**STATED TASK**.
Return every line below in which "heading" appears.

(Dataset records)
--

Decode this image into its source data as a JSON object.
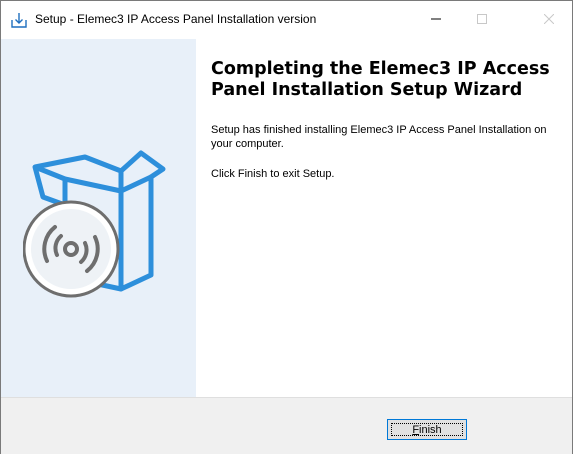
{
  "window": {
    "title": "Setup - Elemec3 IP Access Panel Installation version",
    "icon": "installer-download-icon",
    "controls": [
      "minimize-icon",
      "maximize-icon",
      "close-icon"
    ]
  },
  "content": {
    "heading": "Completing the Elemec3 IP Access Panel Installation Setup Wizard",
    "paragraph1": "Setup has finished installing Elemec3 IP Access Panel Installation on your computer.",
    "paragraph2": "Click Finish to exit Setup."
  },
  "footer": {
    "finish_mnemonic": "F",
    "finish_rest": "inish"
  },
  "colors": {
    "side_panel": "#e8f0f9",
    "box_blue": "#2d8fdb",
    "disc_gray": "#6e6e6e",
    "focus_border": "#0078d7"
  }
}
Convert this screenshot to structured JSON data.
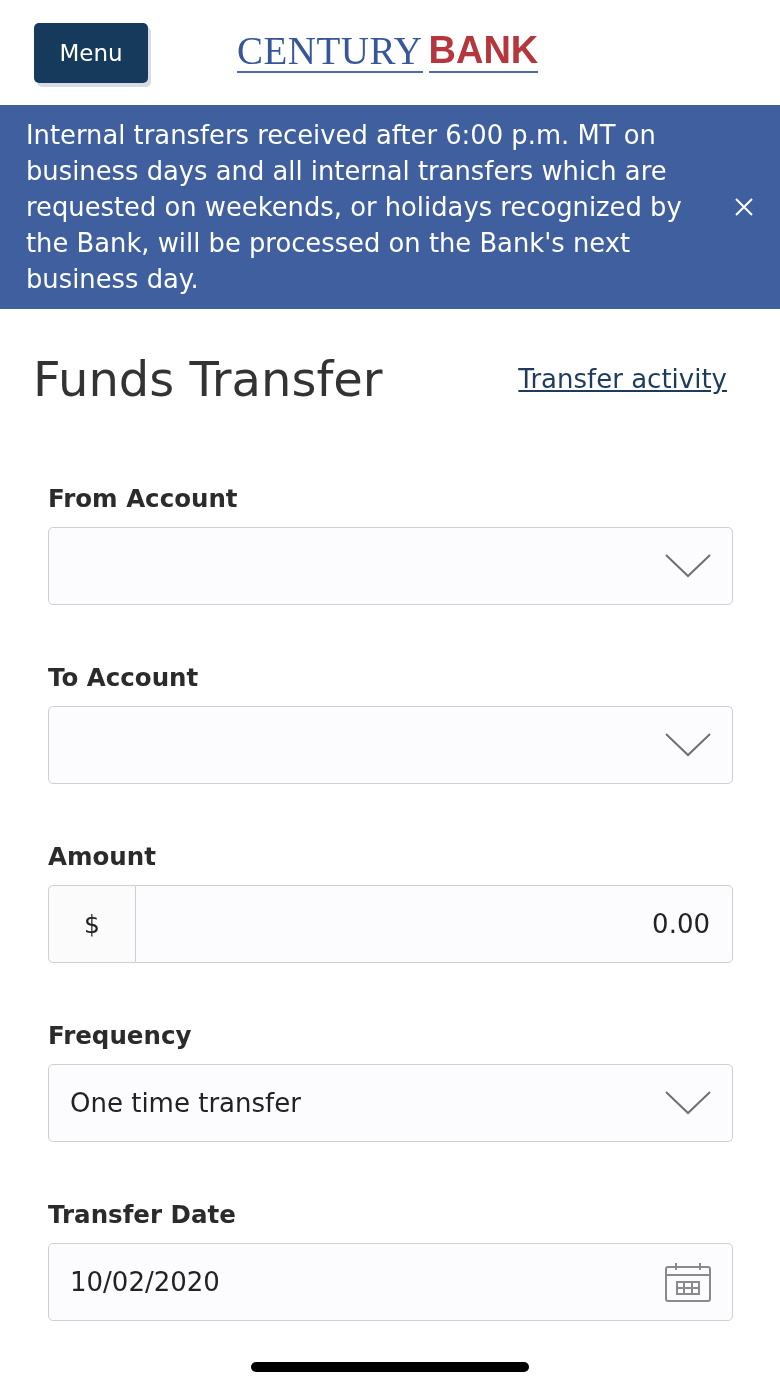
{
  "header": {
    "menu_button": "Menu",
    "logo": [
      "CENTURY",
      "BANK"
    ]
  },
  "notice": {
    "text": "Internal transfers received after 6:00 p.m. MT on business days and all internal transfers which are requested on weekends, or holidays recognized by the Bank, will be processed on the Bank's next business day."
  },
  "page": {
    "title": "Funds Transfer",
    "link": "Transfer activity"
  },
  "fields": [
    {
      "kind": "select",
      "label": "From Account"
    },
    {
      "kind": "select",
      "label": "To Account"
    },
    {
      "kind": "amount",
      "label": "Amount",
      "prefix": "$",
      "value": "0.00"
    },
    {
      "kind": "select",
      "label": "Frequency",
      "value": "One time transfer"
    },
    {
      "kind": "date",
      "label": "Transfer Date",
      "value": "10/02/2020"
    }
  ]
}
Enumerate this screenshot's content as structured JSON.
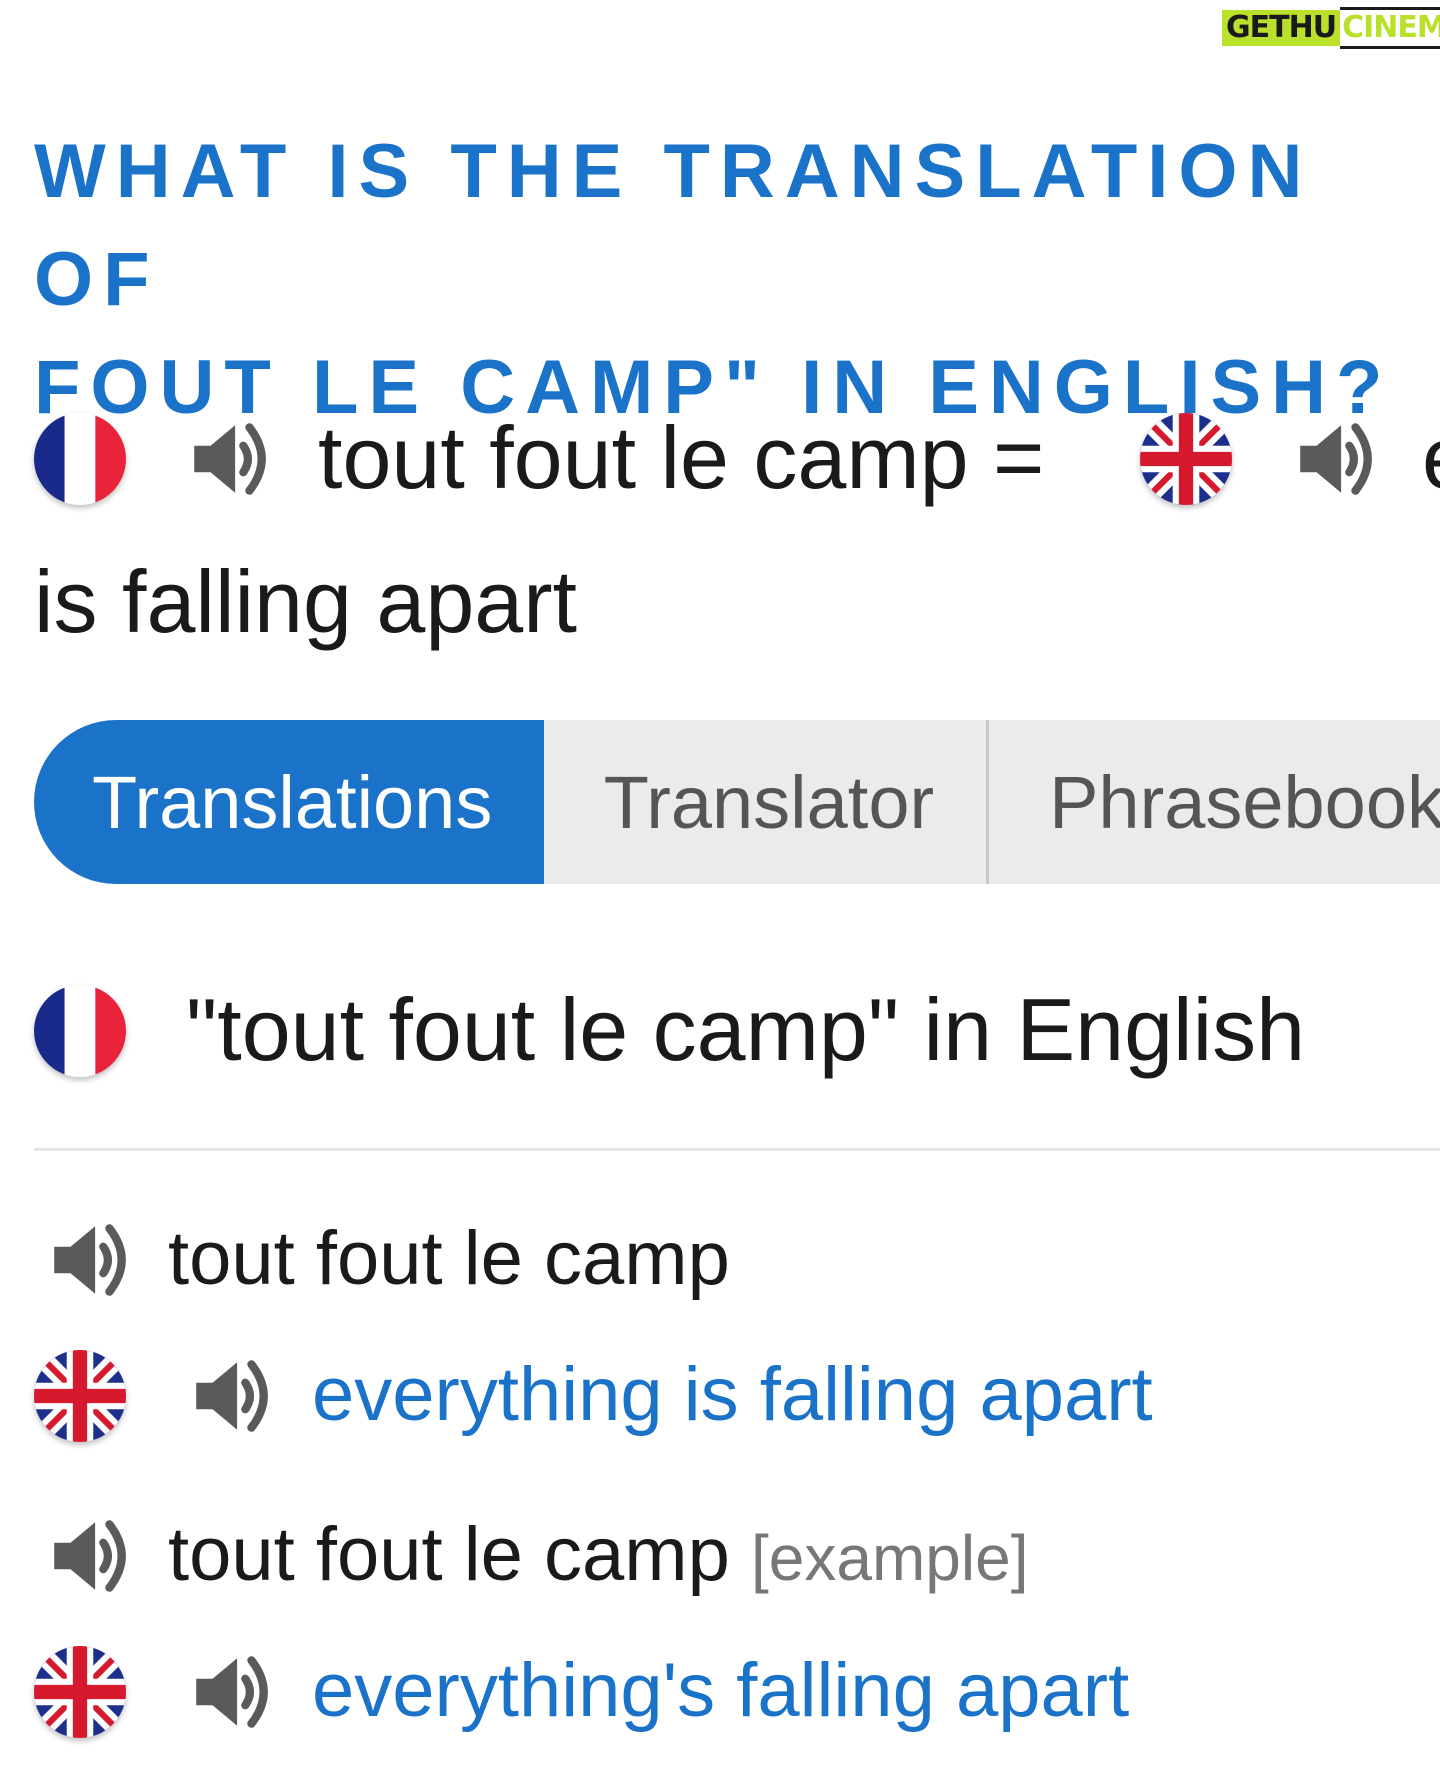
{
  "watermark": {
    "part1": "GETHU",
    "part2": "CINEMA"
  },
  "heading": {
    "line1": "WHAT IS THE TRANSLATION OF",
    "line2": "FOUT LE CAMP\" IN ENGLISH?"
  },
  "summary": {
    "source": "tout fout le camp =",
    "target_start": "e",
    "target_rest": "is falling apart"
  },
  "tabs": [
    {
      "label": "Translations",
      "active": true
    },
    {
      "label": "Translator",
      "active": false
    },
    {
      "label": "Phrasebook",
      "active": false
    }
  ],
  "section": {
    "title": "\"tout fout le camp\" in English"
  },
  "entries": [
    {
      "source": "tout fout le camp",
      "hint": "",
      "target": "everything is falling apart"
    },
    {
      "source": "tout fout le camp",
      "hint": "[example]",
      "target": "everything's falling apart"
    }
  ],
  "colors": {
    "accent": "#1a73c9",
    "tab_bg": "#ebebeb",
    "watermark": "#b9e02b"
  },
  "icons": [
    "french-flag-icon",
    "uk-flag-icon",
    "speaker-icon"
  ]
}
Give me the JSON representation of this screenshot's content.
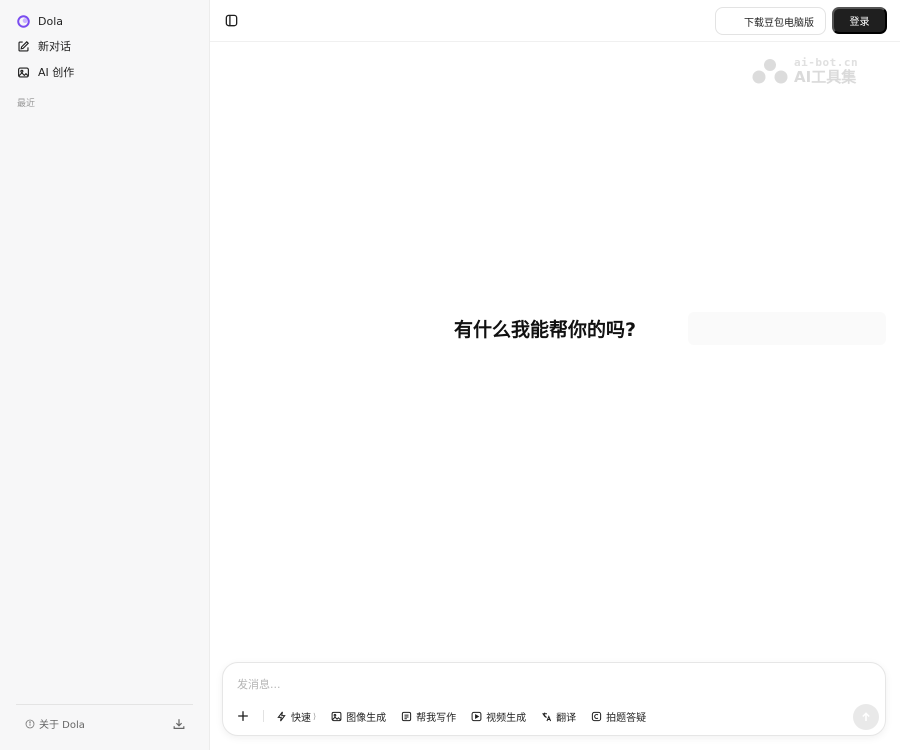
{
  "sidebar": {
    "app_name": "Dola",
    "items": [
      {
        "label": "新对话",
        "icon": "edit-icon"
      },
      {
        "label": "AI 创作",
        "icon": "image-icon"
      }
    ],
    "recent_label": "最近",
    "about_label": "关于 Dola",
    "download_icon": "download-icon"
  },
  "header": {
    "download_button_label": "下载豆包电脑版",
    "login_button_label": "登录"
  },
  "watermark": {
    "url": "ai-bot.cn",
    "name": "AI工具集"
  },
  "main": {
    "title": "有什么我能帮你的吗?"
  },
  "composer": {
    "placeholder": "发消息...",
    "tools": [
      {
        "label": "快速",
        "icon": "bolt-icon",
        "has_chevron": true
      },
      {
        "label": "图像生成",
        "icon": "image-icon"
      },
      {
        "label": "帮我写作",
        "icon": "document-icon"
      },
      {
        "label": "视频生成",
        "icon": "video-icon"
      },
      {
        "label": "翻译",
        "icon": "translate-icon"
      },
      {
        "label": "拍题答疑",
        "icon": "camera-icon"
      }
    ],
    "tool_chevron": "⟩"
  },
  "colors": {
    "accent_dark": "#1f1f1f",
    "logo_purple": "#7a4cf0"
  }
}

--

**FULL ANSWER**.
    "heading": "Completing the Elemec3 IP Access Panel Installation Setup Wizard",
  "heading": {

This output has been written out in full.